_Direction_
Give the data a second time, exactly and in full.

# START OF Exercise materials

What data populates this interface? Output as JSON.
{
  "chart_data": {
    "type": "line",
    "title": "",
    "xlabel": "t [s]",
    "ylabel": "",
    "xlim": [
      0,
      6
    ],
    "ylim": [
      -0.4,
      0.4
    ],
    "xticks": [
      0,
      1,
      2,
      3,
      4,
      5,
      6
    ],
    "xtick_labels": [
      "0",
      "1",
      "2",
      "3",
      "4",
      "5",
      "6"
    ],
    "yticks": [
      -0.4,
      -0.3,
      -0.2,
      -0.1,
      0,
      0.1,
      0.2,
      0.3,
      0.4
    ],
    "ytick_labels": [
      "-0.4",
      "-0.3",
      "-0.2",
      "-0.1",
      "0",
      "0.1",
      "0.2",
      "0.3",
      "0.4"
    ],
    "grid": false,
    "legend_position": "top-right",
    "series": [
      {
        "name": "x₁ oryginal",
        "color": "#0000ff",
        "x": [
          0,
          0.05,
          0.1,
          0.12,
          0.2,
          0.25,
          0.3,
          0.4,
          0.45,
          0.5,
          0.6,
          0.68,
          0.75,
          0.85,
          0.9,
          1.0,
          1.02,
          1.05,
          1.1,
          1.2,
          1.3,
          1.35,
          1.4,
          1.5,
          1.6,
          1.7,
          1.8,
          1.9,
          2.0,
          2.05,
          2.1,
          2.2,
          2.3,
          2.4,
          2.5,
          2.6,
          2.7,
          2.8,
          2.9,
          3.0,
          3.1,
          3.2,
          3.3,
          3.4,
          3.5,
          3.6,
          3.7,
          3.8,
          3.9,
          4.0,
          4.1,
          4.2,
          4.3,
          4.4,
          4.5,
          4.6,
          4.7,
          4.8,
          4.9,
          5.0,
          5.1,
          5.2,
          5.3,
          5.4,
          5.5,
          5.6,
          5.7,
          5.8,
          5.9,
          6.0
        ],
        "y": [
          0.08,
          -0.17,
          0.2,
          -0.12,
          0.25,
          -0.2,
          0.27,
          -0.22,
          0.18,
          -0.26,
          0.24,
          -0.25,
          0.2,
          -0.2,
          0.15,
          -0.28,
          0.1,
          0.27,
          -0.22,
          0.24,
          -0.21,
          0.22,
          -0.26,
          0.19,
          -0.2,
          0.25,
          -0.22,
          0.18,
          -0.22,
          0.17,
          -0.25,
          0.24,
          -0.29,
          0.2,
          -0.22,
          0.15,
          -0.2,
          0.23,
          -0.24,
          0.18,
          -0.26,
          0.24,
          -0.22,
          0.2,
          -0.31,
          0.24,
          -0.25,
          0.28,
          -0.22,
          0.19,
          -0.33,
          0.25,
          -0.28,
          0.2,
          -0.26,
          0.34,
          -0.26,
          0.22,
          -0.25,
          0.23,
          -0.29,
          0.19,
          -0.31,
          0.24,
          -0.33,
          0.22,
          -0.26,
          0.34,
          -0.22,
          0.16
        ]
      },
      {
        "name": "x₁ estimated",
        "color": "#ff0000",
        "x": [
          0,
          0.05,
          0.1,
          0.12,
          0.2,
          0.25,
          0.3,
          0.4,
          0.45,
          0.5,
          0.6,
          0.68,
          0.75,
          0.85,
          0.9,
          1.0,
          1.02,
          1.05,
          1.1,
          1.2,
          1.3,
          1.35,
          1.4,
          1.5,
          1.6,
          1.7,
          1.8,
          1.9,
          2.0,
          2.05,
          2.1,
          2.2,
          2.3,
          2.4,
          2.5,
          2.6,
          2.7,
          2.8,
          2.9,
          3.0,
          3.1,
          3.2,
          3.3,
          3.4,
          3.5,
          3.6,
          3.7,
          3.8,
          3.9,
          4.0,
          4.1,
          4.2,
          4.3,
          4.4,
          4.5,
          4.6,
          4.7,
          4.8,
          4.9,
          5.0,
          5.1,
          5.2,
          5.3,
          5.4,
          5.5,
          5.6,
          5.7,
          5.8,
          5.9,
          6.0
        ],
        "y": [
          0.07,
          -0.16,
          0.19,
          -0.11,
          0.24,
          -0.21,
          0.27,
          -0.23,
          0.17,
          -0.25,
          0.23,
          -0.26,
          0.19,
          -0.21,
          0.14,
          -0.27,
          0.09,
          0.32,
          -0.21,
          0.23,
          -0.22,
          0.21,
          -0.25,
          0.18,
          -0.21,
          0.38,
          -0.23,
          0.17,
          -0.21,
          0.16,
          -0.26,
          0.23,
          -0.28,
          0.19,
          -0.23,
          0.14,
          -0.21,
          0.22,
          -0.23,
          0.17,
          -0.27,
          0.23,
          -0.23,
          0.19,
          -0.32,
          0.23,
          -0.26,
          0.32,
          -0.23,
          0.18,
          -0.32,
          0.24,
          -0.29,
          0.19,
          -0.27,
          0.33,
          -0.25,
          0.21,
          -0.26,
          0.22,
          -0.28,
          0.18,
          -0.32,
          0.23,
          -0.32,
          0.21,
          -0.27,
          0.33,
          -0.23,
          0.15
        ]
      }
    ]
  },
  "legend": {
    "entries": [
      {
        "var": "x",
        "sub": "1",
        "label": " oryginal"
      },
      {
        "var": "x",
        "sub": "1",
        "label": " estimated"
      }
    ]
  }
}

# END OF Exercise materials

_Written response_
What data populates this interface? Output as JSON.
{
  "chart_data": {
    "type": "line",
    "title": "",
    "xlabel": "t [s]",
    "ylabel": "",
    "xlim": [
      0,
      6
    ],
    "ylim": [
      -0.4,
      0.4
    ],
    "xticks": [
      0,
      1,
      2,
      3,
      4,
      5,
      6
    ],
    "xtick_labels": [
      "0",
      "1",
      "2",
      "3",
      "4",
      "5",
      "6"
    ],
    "yticks": [
      -0.4,
      -0.3,
      -0.2,
      -0.1,
      0,
      0.1,
      0.2,
      0.3,
      0.4
    ],
    "ytick_labels": [
      "-0.4",
      "-0.3",
      "-0.2",
      "-0.1",
      "0",
      "0.1",
      "0.2",
      "0.3",
      "0.4"
    ],
    "grid": false,
    "legend_position": "top-right",
    "series": [
      {
        "name": "x₁ oryginal",
        "color": "#0000ff",
        "x": [
          0,
          0.05,
          0.1,
          0.12,
          0.2,
          0.25,
          0.3,
          0.4,
          0.45,
          0.5,
          0.6,
          0.68,
          0.75,
          0.85,
          0.9,
          1.0,
          1.02,
          1.05,
          1.1,
          1.2,
          1.3,
          1.35,
          1.4,
          1.5,
          1.6,
          1.7,
          1.8,
          1.9,
          2.0,
          2.05,
          2.1,
          2.2,
          2.3,
          2.4,
          2.5,
          2.6,
          2.7,
          2.8,
          2.9,
          3.0,
          3.1,
          3.2,
          3.3,
          3.4,
          3.5,
          3.6,
          3.7,
          3.8,
          3.9,
          4.0,
          4.1,
          4.2,
          4.3,
          4.4,
          4.5,
          4.6,
          4.7,
          4.8,
          4.9,
          5.0,
          5.1,
          5.2,
          5.3,
          5.4,
          5.5,
          5.6,
          5.7,
          5.8,
          5.9,
          6.0
        ],
        "y": [
          0.08,
          -0.17,
          0.2,
          -0.12,
          0.25,
          -0.2,
          0.27,
          -0.22,
          0.18,
          -0.26,
          0.24,
          -0.25,
          0.2,
          -0.2,
          0.15,
          -0.28,
          0.1,
          0.27,
          -0.22,
          0.24,
          -0.21,
          0.22,
          -0.26,
          0.19,
          -0.2,
          0.25,
          -0.22,
          0.18,
          -0.22,
          0.17,
          -0.25,
          0.24,
          -0.29,
          0.2,
          -0.22,
          0.15,
          -0.2,
          0.23,
          -0.24,
          0.18,
          -0.26,
          0.24,
          -0.22,
          0.2,
          -0.31,
          0.24,
          -0.25,
          0.28,
          -0.22,
          0.19,
          -0.33,
          0.25,
          -0.28,
          0.2,
          -0.26,
          0.34,
          -0.26,
          0.22,
          -0.25,
          0.23,
          -0.29,
          0.19,
          -0.31,
          0.24,
          -0.33,
          0.22,
          -0.26,
          0.34,
          -0.22,
          0.16
        ]
      },
      {
        "name": "x₁ estimated",
        "color": "#ff0000",
        "x": [
          0,
          0.05,
          0.1,
          0.12,
          0.2,
          0.25,
          0.3,
          0.4,
          0.45,
          0.5,
          0.6,
          0.68,
          0.75,
          0.85,
          0.9,
          1.0,
          1.02,
          1.05,
          1.1,
          1.2,
          1.3,
          1.35,
          1.4,
          1.5,
          1.6,
          1.7,
          1.8,
          1.9,
          2.0,
          2.05,
          2.1,
          2.2,
          2.3,
          2.4,
          2.5,
          2.6,
          2.7,
          2.8,
          2.9,
          3.0,
          3.1,
          3.2,
          3.3,
          3.4,
          3.5,
          3.6,
          3.7,
          3.8,
          3.9,
          4.0,
          4.1,
          4.2,
          4.3,
          4.4,
          4.5,
          4.6,
          4.7,
          4.8,
          4.9,
          5.0,
          5.1,
          5.2,
          5.3,
          5.4,
          5.5,
          5.6,
          5.7,
          5.8,
          5.9,
          6.0
        ],
        "y": [
          0.07,
          -0.16,
          0.19,
          -0.11,
          0.24,
          -0.21,
          0.27,
          -0.23,
          0.17,
          -0.25,
          0.23,
          -0.26,
          0.19,
          -0.21,
          0.14,
          -0.27,
          0.09,
          0.32,
          -0.21,
          0.23,
          -0.22,
          0.21,
          -0.25,
          0.18,
          -0.21,
          0.38,
          -0.23,
          0.17,
          -0.21,
          0.16,
          -0.26,
          0.23,
          -0.28,
          0.19,
          -0.23,
          0.14,
          -0.21,
          0.22,
          -0.23,
          0.17,
          -0.27,
          0.23,
          -0.23,
          0.19,
          -0.32,
          0.23,
          -0.26,
          0.32,
          -0.23,
          0.18,
          -0.32,
          0.24,
          -0.29,
          0.19,
          -0.27,
          0.33,
          -0.25,
          0.21,
          -0.26,
          0.22,
          -0.28,
          0.18,
          -0.32,
          0.23,
          -0.32,
          0.21,
          -0.27,
          0.33,
          -0.23,
          0.15
        ]
      }
    ]
  },
  "legend": {
    "entries": [
      {
        "var": "x",
        "sub": "1",
        "label": " oryginal"
      },
      {
        "var": "x",
        "sub": "1",
        "label": " estimated"
      }
    ]
  }
}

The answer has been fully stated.